__DATA TO USE__.

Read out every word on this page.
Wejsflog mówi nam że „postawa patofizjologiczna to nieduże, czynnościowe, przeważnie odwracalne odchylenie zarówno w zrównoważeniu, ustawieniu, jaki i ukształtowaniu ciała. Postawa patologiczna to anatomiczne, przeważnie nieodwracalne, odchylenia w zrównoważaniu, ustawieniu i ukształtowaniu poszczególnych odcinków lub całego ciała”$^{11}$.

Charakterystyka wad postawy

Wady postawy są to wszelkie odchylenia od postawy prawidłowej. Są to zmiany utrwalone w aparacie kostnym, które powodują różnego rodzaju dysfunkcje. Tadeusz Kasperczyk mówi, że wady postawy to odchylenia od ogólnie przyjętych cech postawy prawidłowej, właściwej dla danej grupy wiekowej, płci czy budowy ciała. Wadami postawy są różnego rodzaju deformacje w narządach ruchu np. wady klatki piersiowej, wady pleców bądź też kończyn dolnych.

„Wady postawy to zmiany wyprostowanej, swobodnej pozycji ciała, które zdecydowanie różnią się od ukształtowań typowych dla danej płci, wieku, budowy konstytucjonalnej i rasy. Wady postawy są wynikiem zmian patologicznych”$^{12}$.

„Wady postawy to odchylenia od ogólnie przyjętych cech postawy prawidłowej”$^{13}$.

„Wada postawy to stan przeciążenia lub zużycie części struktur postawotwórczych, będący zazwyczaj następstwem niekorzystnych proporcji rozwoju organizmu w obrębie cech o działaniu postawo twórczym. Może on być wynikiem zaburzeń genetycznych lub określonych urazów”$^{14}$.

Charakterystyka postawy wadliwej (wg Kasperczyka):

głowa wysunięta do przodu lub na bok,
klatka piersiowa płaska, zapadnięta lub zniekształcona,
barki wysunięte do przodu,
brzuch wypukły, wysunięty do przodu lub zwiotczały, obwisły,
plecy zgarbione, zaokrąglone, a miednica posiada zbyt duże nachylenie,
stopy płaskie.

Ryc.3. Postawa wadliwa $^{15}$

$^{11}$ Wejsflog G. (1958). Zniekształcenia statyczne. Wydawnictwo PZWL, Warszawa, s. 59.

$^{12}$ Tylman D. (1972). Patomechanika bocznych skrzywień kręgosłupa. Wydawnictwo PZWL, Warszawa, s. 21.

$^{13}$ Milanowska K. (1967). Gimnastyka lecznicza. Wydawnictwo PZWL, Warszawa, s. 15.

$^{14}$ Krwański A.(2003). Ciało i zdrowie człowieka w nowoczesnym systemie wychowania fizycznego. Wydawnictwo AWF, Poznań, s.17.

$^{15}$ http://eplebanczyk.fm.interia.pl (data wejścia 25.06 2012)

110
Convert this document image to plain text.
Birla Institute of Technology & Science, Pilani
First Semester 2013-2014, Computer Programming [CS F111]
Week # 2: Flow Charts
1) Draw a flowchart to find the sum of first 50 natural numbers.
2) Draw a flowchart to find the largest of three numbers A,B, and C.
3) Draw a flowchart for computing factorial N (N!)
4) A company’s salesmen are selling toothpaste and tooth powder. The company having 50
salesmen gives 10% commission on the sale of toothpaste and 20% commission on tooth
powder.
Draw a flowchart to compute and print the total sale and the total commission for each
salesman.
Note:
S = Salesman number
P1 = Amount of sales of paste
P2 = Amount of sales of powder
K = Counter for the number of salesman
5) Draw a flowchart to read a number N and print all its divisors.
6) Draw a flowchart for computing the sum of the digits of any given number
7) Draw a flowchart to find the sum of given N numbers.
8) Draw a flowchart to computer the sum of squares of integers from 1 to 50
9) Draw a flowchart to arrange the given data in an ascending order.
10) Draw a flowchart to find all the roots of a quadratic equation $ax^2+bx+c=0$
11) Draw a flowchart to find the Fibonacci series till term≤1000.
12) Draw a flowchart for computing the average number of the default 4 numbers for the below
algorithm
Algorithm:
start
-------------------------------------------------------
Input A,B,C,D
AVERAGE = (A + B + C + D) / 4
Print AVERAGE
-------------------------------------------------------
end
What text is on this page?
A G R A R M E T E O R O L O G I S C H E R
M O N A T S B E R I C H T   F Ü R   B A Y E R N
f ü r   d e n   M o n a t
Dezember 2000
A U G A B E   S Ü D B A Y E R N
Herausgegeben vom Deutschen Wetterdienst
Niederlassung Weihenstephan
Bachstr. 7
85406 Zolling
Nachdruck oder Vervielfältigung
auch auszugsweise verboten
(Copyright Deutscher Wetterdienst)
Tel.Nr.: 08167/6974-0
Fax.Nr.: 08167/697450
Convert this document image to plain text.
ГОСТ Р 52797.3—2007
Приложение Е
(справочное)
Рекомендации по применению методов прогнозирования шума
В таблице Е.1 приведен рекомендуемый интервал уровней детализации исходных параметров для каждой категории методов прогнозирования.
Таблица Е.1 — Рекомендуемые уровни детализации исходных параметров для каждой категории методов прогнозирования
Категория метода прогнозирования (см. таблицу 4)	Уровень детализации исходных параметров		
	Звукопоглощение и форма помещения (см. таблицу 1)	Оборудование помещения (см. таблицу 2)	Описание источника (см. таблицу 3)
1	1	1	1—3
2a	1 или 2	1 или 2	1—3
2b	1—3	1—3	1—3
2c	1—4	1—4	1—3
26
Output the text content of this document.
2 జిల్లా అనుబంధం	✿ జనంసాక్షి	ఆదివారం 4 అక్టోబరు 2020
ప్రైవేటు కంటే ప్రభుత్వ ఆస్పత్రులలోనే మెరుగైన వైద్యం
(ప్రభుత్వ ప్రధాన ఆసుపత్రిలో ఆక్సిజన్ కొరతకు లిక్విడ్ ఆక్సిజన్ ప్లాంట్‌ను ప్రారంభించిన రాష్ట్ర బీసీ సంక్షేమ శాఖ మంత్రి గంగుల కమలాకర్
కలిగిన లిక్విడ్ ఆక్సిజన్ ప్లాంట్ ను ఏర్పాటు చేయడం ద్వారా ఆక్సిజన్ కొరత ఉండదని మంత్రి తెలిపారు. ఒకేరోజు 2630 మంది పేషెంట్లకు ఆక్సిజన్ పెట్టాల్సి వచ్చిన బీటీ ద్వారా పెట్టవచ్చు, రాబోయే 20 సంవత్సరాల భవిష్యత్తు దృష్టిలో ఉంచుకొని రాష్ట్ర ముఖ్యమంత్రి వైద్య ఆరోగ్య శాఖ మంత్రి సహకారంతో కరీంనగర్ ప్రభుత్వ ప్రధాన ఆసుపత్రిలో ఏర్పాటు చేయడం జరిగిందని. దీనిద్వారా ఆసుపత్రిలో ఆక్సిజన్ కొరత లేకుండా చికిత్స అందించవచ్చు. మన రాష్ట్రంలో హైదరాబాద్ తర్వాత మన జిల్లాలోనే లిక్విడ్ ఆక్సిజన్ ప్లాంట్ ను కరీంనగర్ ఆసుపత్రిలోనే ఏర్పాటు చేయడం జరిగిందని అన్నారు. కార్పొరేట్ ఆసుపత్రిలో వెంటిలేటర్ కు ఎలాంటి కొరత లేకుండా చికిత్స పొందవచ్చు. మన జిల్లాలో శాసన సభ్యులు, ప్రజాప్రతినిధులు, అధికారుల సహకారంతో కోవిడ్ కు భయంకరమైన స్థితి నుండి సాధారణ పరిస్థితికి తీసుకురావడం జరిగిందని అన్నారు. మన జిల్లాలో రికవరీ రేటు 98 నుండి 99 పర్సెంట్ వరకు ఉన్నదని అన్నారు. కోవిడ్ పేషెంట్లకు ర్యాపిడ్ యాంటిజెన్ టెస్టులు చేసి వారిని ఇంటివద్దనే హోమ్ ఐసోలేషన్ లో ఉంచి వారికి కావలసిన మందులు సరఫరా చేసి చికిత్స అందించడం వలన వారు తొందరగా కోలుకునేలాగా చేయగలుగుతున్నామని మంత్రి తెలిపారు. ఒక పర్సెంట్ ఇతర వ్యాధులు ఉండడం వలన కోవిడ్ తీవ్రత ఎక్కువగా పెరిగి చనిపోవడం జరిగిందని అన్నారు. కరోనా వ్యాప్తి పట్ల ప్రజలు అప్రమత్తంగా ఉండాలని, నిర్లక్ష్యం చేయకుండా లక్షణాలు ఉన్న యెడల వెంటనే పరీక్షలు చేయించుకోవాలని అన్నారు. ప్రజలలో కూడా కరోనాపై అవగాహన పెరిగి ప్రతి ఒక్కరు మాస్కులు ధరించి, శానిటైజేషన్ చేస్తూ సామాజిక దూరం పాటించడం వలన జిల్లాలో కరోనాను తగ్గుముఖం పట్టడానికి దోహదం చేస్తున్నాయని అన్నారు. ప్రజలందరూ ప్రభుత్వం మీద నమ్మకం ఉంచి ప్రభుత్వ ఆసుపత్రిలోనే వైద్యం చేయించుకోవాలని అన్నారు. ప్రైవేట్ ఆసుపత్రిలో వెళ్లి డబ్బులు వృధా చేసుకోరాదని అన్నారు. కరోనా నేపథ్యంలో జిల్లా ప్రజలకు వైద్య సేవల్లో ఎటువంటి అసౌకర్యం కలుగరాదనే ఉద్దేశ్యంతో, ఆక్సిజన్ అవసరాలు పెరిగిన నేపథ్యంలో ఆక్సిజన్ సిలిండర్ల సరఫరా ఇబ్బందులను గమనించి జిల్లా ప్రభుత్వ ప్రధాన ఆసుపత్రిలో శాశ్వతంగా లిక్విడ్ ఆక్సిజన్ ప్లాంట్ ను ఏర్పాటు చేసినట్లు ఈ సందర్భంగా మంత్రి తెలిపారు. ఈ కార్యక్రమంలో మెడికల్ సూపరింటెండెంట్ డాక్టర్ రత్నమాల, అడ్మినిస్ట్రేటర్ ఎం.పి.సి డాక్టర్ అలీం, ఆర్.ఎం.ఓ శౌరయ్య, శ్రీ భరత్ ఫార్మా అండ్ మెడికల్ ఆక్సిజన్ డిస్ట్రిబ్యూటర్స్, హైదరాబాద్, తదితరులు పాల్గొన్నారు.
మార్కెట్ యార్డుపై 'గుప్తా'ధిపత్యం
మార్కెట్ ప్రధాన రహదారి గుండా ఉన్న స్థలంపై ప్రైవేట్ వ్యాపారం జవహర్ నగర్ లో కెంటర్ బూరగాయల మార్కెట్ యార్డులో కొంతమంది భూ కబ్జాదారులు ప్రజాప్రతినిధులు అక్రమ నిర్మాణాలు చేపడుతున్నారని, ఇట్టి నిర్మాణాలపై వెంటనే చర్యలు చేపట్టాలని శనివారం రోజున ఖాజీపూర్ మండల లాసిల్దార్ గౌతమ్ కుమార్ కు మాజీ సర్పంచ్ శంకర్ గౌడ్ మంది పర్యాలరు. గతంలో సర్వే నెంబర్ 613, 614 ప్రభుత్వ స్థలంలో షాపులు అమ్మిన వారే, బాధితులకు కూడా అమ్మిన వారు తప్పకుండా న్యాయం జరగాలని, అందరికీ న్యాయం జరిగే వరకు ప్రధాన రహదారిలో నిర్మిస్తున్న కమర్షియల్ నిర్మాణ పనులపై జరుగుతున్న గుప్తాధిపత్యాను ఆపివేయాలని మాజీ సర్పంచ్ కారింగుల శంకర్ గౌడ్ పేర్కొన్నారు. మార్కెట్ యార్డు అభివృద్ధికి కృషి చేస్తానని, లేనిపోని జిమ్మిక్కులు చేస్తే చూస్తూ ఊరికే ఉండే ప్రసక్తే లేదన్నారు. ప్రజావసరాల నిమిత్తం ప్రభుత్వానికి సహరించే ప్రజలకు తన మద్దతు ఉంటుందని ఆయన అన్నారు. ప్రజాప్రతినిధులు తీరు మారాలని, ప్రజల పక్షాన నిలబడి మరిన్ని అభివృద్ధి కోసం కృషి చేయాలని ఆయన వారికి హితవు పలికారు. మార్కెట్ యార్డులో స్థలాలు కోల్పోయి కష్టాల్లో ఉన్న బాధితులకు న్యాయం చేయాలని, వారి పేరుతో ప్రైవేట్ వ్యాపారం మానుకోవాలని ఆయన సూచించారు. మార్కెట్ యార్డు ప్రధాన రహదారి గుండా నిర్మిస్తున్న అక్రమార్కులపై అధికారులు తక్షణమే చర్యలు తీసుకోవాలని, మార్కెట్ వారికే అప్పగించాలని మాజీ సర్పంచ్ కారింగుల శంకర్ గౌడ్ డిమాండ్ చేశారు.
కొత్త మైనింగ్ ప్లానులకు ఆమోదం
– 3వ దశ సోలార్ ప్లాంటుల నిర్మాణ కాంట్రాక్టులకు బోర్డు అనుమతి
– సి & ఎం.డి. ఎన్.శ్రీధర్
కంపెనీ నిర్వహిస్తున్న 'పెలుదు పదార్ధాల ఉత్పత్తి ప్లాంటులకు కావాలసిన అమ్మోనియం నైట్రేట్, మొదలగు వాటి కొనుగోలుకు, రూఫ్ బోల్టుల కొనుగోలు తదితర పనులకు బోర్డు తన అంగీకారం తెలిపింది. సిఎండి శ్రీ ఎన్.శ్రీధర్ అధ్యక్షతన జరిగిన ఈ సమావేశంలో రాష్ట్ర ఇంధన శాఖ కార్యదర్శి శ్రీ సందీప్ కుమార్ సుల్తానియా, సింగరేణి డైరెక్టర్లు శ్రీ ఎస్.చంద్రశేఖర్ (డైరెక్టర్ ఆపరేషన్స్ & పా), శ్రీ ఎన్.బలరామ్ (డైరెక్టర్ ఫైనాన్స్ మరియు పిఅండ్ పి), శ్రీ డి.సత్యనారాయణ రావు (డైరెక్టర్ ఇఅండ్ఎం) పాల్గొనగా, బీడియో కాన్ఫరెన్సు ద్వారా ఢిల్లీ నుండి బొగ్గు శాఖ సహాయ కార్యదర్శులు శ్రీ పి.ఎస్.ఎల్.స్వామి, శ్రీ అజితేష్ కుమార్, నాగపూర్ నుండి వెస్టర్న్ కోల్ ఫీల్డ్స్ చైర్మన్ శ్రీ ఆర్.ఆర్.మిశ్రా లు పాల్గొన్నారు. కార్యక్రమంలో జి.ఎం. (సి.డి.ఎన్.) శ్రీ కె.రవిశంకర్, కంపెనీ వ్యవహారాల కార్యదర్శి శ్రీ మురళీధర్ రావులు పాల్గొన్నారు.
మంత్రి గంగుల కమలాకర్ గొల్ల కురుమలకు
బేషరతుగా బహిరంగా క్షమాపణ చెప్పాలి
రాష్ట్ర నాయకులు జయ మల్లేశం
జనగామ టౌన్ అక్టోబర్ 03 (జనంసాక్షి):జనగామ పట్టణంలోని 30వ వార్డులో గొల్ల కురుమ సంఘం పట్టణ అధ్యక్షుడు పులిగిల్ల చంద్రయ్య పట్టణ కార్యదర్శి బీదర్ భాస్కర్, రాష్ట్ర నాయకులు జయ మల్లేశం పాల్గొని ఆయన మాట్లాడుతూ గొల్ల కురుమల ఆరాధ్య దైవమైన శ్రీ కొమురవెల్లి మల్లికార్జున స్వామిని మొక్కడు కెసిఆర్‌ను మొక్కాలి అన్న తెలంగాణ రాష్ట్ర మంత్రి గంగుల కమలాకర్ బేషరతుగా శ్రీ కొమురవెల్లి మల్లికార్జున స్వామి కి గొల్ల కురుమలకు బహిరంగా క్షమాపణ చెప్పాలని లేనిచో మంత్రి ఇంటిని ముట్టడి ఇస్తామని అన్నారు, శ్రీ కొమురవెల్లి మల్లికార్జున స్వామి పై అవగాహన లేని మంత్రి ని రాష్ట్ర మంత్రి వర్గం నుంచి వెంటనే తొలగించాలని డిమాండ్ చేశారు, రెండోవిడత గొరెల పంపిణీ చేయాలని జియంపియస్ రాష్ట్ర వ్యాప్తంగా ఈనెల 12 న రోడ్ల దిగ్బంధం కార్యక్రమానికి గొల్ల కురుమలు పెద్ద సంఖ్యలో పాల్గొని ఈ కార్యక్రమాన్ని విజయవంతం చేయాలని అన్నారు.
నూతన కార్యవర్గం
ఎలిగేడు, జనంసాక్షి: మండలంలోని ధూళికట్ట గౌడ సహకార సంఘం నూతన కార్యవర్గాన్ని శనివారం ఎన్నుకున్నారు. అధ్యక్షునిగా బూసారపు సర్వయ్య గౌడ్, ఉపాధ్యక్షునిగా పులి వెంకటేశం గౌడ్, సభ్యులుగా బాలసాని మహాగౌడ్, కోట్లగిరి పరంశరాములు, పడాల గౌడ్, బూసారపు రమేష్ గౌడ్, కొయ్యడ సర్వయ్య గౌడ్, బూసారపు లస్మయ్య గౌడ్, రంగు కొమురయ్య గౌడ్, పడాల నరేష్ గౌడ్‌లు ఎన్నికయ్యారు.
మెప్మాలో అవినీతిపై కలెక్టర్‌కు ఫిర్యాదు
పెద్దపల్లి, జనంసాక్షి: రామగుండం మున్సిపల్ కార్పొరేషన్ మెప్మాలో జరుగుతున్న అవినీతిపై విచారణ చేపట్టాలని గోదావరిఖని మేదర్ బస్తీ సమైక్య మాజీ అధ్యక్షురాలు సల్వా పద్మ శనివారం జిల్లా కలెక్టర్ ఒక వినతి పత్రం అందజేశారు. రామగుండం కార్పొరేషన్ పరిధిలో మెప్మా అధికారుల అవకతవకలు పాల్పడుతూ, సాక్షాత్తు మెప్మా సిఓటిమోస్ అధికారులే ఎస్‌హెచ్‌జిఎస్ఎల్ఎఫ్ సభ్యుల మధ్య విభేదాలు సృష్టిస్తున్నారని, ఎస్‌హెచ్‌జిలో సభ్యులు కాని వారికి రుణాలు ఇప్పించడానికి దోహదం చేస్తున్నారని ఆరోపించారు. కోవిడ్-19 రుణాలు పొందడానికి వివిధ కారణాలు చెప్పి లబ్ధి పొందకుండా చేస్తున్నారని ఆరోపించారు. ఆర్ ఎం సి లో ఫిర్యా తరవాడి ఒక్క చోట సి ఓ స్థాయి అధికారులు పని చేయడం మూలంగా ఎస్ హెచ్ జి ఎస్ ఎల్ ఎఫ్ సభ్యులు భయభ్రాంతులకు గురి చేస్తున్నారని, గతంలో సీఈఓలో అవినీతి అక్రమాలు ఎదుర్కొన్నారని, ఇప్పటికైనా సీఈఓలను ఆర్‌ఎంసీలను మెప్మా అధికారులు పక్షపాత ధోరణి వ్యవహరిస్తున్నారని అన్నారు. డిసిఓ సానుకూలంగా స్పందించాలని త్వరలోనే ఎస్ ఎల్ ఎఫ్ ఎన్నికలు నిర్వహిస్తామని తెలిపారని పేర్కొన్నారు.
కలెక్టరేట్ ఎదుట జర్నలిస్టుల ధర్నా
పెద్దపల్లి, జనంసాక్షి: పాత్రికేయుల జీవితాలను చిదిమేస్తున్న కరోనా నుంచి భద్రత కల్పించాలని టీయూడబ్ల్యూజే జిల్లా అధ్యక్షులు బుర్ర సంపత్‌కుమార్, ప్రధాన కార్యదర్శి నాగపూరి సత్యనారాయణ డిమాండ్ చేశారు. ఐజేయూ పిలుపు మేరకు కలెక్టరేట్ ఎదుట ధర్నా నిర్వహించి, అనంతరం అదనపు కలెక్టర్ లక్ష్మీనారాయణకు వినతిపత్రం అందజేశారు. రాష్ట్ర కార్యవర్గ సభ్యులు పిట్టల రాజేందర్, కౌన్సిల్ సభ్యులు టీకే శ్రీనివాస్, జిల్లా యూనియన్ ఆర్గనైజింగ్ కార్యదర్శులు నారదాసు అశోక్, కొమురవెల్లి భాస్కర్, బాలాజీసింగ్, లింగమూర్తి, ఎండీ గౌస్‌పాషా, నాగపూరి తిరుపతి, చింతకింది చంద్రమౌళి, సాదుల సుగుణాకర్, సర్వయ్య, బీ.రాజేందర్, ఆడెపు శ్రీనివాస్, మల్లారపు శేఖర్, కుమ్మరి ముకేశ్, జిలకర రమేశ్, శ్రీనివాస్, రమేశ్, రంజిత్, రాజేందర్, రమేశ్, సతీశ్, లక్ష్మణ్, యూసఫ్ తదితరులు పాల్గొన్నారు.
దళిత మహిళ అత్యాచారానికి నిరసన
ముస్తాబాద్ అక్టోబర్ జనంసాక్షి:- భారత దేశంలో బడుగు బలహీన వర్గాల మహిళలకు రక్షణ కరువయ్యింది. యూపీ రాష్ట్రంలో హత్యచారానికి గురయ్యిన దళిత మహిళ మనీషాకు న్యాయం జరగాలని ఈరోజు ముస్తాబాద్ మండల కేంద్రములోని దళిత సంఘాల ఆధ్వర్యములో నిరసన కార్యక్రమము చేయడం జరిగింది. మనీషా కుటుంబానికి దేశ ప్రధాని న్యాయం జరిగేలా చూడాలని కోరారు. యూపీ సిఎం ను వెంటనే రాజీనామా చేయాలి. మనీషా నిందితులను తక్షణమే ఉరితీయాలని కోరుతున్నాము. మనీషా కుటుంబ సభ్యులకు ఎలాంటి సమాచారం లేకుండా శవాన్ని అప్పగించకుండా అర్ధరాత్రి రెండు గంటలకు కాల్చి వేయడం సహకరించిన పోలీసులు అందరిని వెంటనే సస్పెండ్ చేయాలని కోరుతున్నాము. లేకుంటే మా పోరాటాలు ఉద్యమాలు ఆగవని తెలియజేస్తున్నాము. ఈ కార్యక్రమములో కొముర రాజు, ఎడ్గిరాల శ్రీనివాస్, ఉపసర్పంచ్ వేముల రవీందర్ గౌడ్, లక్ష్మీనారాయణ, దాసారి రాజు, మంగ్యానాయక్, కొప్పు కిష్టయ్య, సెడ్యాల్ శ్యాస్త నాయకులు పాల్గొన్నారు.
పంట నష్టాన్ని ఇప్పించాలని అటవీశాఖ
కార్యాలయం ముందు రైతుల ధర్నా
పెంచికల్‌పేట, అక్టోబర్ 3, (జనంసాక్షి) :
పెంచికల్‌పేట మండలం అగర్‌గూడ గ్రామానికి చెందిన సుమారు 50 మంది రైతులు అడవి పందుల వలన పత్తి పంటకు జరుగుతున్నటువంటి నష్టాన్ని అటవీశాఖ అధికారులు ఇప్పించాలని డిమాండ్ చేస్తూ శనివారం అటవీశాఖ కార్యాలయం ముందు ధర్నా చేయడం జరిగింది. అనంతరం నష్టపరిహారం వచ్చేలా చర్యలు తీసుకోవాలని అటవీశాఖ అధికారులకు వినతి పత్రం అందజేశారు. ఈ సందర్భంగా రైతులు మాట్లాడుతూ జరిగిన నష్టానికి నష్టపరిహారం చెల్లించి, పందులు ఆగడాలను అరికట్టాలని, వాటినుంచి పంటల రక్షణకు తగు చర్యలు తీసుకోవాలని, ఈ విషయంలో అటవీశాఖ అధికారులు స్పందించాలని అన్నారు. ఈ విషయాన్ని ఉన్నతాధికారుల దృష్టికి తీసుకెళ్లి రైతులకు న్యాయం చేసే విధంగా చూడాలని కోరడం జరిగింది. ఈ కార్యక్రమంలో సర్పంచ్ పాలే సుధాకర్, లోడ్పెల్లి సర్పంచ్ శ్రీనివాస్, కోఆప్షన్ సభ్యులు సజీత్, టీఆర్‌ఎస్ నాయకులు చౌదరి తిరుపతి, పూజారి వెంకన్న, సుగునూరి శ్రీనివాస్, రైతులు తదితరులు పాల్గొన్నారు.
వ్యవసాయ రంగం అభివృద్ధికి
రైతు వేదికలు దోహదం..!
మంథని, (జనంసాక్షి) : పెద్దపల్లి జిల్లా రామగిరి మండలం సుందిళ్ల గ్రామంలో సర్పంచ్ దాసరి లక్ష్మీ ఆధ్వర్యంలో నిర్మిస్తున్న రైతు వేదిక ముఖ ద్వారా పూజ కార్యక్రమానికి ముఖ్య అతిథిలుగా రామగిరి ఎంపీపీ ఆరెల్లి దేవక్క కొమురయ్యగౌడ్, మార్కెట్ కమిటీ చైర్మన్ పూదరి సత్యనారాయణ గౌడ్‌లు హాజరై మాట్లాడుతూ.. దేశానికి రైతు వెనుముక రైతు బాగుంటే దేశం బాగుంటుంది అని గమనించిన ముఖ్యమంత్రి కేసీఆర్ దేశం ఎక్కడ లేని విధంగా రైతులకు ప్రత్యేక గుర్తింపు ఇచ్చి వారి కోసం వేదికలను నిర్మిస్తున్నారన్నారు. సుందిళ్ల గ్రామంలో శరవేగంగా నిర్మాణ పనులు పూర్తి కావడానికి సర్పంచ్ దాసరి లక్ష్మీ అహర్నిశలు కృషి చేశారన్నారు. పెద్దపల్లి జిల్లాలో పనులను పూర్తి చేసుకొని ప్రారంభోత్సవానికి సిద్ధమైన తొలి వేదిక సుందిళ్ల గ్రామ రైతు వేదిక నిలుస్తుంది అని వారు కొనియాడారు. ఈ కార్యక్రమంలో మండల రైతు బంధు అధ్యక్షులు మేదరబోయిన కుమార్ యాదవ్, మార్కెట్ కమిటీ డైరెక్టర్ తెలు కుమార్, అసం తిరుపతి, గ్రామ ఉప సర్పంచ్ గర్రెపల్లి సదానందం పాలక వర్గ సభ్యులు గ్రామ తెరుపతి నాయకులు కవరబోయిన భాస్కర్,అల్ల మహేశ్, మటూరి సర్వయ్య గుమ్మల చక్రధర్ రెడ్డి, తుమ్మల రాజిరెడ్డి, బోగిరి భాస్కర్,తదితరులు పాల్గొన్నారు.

__AIM__.
The lines to collect are those holding the string "прогнозирования"; copy them all.

__RESULT BELOW__.
Рекомендации по применению методов прогнозирования шума
В таблице Е.1 приведен рекомендуемый интервал уровней детализации исходных параметров для каждой категории методов прогнозирования.
Таблица Е.1 — Рекомендуемые уровни детализации исходных параметров для каждой категории методов прогнозирования
Категория метода прогнозирования (см. таблицу 4)	Уровень детализации исходных параметров		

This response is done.